++++ DATA ENTRIES ++++

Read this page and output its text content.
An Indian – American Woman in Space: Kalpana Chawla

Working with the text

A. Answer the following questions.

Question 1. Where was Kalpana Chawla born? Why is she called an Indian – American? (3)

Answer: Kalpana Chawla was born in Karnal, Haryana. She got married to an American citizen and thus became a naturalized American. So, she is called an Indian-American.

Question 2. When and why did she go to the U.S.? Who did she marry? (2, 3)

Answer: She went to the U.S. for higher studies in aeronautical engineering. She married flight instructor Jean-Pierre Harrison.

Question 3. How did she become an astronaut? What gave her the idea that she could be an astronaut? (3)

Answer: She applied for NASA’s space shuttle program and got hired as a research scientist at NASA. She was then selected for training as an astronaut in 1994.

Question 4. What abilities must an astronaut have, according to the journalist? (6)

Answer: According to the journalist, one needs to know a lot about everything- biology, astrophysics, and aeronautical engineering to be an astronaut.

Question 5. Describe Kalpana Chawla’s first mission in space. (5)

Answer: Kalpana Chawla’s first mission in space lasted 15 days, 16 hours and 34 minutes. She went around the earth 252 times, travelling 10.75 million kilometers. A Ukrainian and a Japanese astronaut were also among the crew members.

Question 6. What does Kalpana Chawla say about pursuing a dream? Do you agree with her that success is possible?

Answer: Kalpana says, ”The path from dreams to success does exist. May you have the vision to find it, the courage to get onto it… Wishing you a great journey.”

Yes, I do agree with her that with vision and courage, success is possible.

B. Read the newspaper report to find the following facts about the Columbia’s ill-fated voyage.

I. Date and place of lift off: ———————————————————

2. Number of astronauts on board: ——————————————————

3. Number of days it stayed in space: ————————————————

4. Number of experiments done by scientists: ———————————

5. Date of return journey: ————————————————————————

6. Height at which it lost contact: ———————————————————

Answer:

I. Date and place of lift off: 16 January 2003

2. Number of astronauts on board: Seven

++++

= GIVEN REQUEST =
Retype all the material above precisely, with no line left out.

= ANSWER TO THE TASK =
Read this page and output its text content.
An Indian – American Woman in Space: Kalpana Chawla

Working with the text

A. Answer the following questions.

Question 1. Where was Kalpana Chawla born? Why is she called an Indian – American? (3)

Answer: Kalpana Chawla was born in Karnal, Haryana. She got married to an American citizen and thus became a naturalized American. So, she is called an Indian-American.

Question 2. When and why did she go to the U.S.? Who did she marry? (2, 3)

Answer: She went to the U.S. for higher studies in aeronautical engineering. She married flight instructor Jean-Pierre Harrison.

Question 3. How did she become an astronaut? What gave her the idea that she could be an astronaut? (3)

Answer: She applied for NASA’s space shuttle program and got hired as a research scientist at NASA. She was then selected for training as an astronaut in 1994.

Question 4. What abilities must an astronaut have, according to the journalist? (6)

Answer: According to the journalist, one needs to know a lot about everything- biology, astrophysics, and aeronautical engineering to be an astronaut.

Question 5. Describe Kalpana Chawla’s first mission in space. (5)

Answer: Kalpana Chawla’s first mission in space lasted 15 days, 16 hours and 34 minutes. She went around the earth 252 times, travelling 10.75 million kilometers. A Ukrainian and a Japanese astronaut were also among the crew members.

Question 6. What does Kalpana Chawla say about pursuing a dream? Do you agree with her that success is possible?

Answer: Kalpana says, ”The path from dreams to success does exist. May you have the vision to find it, the courage to get onto it… Wishing you a great journey.”

Yes, I do agree with her that with vision and courage, success is possible.

B. Read the newspaper report to find the following facts about the Columbia’s ill-fated voyage.

I. Date and place of lift off: ———————————————————

2. Number of astronauts on board: ——————————————————

3. Number of days it stayed in space: ————————————————

4. Number of experiments done by scientists: ———————————

5. Date of return journey: ————————————————————————

6. Height at which it lost contact: ———————————————————

Answer:

I. Date and place of lift off: 16 January 2003

2. Number of astronauts on board: Seven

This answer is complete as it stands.